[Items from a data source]
★ ★ ★ ★ ★

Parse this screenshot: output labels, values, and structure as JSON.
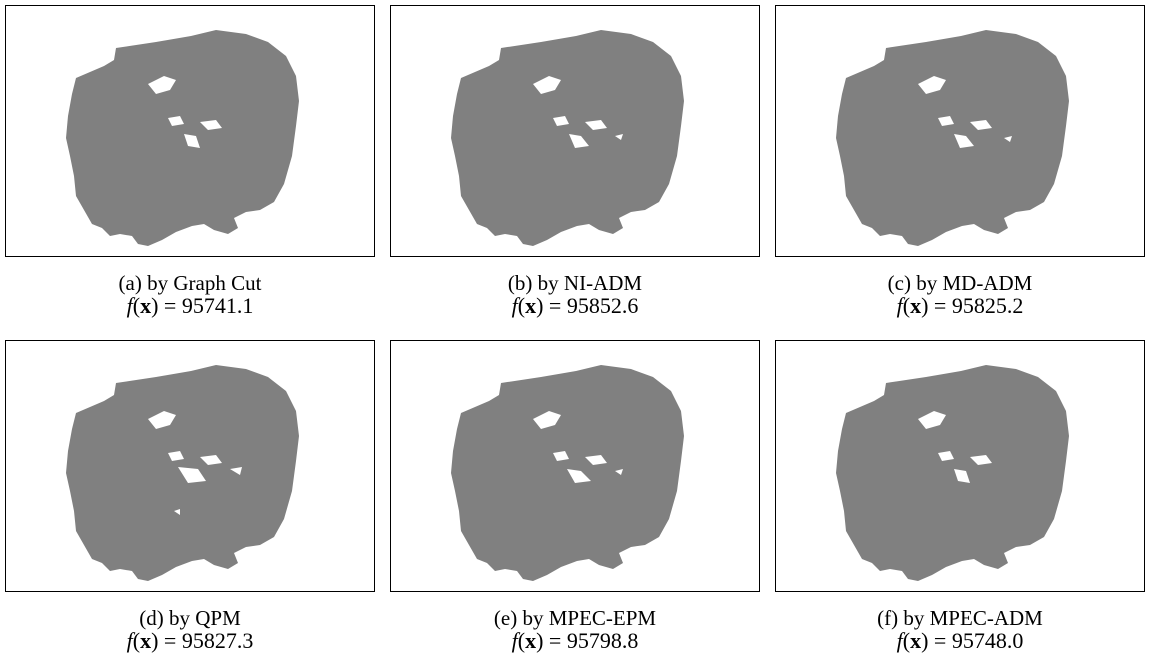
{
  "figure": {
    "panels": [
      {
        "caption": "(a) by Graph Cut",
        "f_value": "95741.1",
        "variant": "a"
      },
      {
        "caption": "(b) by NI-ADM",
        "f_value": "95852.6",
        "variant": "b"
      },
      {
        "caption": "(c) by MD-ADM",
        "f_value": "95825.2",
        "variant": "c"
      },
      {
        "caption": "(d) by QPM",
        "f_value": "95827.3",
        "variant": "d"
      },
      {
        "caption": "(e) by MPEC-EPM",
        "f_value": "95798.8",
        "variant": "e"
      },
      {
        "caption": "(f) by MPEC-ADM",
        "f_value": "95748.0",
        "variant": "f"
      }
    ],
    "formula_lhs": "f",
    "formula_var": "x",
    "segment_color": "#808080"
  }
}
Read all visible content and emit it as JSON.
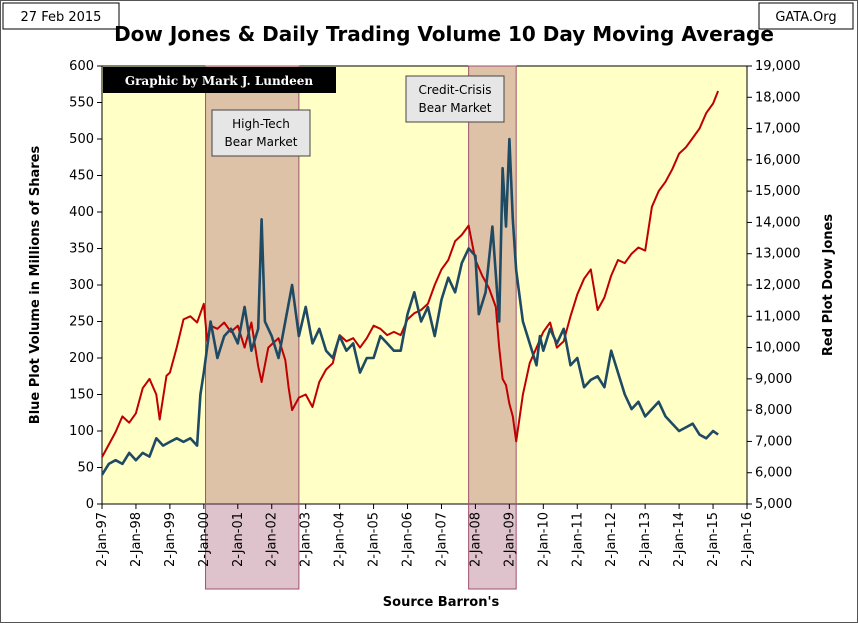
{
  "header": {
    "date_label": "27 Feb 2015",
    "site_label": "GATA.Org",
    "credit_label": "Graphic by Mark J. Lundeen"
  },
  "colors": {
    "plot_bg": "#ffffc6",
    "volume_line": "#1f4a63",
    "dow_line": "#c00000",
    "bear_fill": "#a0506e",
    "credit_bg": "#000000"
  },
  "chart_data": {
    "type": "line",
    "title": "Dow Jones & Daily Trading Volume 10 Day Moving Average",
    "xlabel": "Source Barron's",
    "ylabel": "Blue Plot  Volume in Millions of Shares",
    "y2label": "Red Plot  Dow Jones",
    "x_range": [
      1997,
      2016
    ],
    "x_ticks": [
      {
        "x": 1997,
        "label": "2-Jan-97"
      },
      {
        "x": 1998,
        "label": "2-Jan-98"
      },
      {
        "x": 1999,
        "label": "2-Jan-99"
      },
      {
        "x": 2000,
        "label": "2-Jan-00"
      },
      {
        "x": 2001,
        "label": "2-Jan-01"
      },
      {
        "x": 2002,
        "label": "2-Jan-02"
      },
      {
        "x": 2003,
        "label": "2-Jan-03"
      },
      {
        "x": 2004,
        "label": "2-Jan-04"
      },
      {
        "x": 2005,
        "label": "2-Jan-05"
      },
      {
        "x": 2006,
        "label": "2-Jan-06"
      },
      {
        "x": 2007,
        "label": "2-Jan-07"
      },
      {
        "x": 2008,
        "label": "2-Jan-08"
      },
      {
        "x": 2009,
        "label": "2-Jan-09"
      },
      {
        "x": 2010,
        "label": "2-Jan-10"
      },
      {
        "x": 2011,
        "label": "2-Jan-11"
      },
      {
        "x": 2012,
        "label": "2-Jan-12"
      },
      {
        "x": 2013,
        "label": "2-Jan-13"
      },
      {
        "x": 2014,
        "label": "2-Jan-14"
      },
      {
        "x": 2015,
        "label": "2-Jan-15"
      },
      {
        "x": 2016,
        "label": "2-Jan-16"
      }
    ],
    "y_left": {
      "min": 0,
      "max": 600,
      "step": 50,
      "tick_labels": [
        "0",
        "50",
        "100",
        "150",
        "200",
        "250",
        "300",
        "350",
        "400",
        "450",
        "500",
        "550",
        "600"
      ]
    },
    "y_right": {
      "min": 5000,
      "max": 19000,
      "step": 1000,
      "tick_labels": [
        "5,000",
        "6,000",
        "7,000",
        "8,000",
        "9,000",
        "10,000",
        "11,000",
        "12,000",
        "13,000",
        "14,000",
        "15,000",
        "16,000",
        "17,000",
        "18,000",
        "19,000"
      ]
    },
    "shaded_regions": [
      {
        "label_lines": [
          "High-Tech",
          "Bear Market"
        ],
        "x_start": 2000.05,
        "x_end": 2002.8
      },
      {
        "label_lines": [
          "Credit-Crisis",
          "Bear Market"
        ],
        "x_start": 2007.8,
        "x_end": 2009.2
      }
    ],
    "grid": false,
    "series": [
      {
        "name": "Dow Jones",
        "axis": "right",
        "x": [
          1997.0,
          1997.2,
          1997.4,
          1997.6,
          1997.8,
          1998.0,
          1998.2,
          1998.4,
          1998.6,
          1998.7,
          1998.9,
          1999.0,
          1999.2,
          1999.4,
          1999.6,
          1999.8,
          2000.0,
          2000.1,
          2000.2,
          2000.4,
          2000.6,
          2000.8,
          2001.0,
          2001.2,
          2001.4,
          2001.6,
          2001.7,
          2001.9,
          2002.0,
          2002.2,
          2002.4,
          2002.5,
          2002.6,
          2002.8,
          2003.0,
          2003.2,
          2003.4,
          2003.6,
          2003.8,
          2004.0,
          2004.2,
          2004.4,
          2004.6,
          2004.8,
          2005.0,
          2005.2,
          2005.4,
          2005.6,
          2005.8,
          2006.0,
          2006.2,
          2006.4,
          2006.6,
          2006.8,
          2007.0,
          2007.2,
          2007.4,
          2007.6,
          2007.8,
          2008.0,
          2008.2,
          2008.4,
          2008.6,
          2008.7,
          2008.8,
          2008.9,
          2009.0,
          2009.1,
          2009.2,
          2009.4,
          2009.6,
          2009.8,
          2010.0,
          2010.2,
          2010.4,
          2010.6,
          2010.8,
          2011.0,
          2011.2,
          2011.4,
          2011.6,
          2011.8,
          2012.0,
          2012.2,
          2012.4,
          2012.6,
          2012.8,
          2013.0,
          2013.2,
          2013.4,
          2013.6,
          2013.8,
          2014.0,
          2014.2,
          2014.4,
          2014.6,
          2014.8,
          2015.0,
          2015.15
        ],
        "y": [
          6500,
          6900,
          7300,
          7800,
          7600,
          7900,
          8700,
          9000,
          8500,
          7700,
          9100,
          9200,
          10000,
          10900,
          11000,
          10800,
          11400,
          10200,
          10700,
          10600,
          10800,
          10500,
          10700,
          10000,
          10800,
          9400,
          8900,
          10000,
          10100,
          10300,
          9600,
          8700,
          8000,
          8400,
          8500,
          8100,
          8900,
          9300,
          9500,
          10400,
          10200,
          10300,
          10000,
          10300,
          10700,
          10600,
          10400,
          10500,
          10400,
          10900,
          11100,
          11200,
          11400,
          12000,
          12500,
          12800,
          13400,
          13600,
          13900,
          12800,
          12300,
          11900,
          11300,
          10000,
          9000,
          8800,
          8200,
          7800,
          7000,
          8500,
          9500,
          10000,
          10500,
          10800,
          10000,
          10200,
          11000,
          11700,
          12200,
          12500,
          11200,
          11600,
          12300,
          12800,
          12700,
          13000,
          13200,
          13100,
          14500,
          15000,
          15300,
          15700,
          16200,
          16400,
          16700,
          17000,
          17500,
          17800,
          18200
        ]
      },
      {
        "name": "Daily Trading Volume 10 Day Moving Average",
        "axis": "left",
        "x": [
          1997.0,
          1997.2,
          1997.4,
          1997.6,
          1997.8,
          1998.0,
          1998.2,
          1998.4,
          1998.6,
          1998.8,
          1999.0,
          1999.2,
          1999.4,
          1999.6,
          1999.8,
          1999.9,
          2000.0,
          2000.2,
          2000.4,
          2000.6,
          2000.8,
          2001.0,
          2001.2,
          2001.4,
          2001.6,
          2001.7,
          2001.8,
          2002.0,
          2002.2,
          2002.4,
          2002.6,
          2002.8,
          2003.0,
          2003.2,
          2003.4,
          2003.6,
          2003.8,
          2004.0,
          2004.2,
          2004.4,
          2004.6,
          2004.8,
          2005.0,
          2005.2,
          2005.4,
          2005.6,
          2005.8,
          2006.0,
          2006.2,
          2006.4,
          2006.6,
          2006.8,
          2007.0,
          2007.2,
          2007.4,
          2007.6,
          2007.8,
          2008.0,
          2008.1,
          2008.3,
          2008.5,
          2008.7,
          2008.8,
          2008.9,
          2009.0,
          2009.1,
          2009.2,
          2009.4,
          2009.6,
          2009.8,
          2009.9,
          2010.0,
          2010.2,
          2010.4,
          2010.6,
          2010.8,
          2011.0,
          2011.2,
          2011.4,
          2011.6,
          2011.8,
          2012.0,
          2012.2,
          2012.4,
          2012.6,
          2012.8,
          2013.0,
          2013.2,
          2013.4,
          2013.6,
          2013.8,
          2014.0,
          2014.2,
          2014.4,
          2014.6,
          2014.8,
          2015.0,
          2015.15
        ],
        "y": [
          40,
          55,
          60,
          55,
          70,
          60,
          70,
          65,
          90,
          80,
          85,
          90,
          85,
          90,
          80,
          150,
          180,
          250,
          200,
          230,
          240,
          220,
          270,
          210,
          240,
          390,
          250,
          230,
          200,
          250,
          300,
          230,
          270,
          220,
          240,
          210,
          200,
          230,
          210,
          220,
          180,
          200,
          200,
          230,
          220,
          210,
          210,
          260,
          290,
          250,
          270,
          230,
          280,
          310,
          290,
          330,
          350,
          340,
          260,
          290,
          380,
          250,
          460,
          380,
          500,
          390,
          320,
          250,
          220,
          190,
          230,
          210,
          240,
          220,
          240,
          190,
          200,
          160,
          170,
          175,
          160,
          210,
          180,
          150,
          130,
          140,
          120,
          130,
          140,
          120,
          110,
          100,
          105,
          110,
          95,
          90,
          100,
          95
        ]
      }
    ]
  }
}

★ ★ ★ ★ ★

**Task requirements**
Lines containing "Moving" are to be counted. State the total and add nothing.

**Answer to the problem**
2